## GIVEN EXERCISE
In the material below, find every line with "data" and pull it out.
-- START RECORDS FOR THIS EXERCISE --
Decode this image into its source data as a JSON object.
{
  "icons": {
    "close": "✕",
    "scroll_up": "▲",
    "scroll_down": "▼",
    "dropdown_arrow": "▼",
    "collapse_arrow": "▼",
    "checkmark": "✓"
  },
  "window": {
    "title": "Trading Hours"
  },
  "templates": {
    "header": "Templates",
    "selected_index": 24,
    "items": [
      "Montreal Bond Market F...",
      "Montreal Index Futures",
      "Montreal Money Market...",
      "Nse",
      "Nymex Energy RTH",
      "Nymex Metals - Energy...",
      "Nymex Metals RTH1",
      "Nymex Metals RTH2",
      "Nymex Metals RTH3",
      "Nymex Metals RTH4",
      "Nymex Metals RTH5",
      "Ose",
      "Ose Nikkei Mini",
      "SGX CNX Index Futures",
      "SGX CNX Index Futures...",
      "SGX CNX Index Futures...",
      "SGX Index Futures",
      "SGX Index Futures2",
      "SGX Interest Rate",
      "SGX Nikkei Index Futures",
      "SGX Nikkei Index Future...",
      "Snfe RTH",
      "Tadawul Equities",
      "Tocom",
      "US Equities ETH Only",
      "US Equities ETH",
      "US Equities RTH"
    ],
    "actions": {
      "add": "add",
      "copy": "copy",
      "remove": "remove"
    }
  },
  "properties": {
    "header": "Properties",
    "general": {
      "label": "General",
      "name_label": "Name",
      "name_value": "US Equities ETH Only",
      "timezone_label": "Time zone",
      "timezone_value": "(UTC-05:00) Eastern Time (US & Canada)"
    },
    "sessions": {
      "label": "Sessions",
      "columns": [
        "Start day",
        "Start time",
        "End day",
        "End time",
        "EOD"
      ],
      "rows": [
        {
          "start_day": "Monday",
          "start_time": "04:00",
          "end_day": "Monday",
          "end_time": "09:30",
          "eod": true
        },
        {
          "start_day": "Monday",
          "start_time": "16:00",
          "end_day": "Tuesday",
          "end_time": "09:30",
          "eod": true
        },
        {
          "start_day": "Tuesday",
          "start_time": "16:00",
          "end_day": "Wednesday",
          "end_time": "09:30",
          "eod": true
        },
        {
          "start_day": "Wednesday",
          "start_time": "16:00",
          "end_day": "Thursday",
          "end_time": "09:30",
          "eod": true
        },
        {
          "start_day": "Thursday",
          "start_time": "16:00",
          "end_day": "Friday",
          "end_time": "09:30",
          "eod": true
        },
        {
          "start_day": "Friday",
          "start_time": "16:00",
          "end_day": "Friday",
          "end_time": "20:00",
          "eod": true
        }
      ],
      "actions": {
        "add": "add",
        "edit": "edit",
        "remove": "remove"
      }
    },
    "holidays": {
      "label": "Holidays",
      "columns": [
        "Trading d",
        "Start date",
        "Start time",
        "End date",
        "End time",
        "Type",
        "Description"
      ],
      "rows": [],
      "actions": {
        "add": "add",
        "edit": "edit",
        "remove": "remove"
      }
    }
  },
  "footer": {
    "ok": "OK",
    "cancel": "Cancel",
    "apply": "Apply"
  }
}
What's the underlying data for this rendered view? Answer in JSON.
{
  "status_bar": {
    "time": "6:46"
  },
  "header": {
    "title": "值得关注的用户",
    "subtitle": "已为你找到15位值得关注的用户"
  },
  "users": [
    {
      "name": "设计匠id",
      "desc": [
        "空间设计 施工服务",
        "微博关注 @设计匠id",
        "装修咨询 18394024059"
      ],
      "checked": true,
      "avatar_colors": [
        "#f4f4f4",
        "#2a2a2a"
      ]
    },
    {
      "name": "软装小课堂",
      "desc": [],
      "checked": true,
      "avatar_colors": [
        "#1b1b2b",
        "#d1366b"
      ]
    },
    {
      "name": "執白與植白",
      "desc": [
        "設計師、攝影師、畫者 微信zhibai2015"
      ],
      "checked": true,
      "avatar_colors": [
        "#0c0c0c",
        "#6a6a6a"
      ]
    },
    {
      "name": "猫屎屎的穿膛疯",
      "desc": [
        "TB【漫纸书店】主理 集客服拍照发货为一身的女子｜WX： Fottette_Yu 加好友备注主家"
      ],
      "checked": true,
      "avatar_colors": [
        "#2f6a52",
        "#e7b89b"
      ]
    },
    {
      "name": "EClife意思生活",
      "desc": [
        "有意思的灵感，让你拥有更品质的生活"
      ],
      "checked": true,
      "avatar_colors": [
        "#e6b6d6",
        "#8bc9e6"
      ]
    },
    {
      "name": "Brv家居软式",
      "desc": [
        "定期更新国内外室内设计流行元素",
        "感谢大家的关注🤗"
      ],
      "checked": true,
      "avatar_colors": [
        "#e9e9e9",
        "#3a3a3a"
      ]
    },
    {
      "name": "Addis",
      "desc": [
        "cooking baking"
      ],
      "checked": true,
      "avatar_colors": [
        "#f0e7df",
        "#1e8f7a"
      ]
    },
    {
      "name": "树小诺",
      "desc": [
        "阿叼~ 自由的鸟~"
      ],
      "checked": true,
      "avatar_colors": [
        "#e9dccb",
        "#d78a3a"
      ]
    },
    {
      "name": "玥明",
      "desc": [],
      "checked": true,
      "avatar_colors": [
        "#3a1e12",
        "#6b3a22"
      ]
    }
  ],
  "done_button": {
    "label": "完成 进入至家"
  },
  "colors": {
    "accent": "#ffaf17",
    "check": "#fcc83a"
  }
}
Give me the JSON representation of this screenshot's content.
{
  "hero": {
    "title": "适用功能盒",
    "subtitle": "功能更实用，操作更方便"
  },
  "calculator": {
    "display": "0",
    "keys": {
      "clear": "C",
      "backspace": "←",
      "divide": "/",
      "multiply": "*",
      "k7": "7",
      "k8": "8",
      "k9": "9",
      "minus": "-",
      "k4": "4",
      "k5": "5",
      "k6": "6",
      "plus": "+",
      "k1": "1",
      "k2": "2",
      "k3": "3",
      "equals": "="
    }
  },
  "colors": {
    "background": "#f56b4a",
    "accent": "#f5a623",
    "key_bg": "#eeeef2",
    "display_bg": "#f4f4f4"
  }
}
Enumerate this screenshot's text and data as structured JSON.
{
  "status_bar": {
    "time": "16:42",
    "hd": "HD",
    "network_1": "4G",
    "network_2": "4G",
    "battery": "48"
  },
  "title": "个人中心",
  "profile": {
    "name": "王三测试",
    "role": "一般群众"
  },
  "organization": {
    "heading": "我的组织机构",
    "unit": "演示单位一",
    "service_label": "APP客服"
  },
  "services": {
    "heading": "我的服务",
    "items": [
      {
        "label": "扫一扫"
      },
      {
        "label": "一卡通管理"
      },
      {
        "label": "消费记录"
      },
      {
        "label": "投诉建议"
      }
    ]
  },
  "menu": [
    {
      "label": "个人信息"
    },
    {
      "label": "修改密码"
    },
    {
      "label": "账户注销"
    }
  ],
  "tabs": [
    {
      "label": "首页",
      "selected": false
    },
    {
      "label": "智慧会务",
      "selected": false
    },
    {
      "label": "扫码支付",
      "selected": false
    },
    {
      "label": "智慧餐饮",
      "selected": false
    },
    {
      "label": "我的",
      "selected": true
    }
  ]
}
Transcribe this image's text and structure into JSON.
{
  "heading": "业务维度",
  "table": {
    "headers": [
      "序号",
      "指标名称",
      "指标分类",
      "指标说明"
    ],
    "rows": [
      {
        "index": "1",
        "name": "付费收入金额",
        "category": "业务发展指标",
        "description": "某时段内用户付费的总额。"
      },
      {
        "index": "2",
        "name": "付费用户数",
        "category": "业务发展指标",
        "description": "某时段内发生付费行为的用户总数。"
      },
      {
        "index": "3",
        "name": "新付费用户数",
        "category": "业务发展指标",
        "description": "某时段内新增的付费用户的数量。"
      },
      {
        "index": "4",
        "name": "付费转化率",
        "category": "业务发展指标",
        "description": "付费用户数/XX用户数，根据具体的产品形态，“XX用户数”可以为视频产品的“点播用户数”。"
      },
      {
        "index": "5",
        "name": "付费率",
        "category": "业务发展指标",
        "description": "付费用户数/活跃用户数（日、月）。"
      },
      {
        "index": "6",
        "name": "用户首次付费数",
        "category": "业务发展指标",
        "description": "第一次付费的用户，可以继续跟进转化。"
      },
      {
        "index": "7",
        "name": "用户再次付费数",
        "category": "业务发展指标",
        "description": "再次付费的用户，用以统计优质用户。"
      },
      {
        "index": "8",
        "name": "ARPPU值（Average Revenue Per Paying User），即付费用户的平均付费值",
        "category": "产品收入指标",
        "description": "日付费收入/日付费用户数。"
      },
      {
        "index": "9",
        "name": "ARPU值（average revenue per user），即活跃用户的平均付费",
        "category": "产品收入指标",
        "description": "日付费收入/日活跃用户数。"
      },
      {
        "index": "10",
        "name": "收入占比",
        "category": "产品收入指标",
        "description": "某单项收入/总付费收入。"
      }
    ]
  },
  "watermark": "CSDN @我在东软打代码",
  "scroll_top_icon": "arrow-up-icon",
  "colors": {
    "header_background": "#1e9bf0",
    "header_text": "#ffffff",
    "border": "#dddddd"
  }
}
-- END RECORDS FOR THIS EXERCISE --
## SOLUTION
Decode this image into its source data as a JSON object.
What's the underlying data for this rendered view? Answer in JSON.
Enumerate this screenshot's text and data as structured JSON.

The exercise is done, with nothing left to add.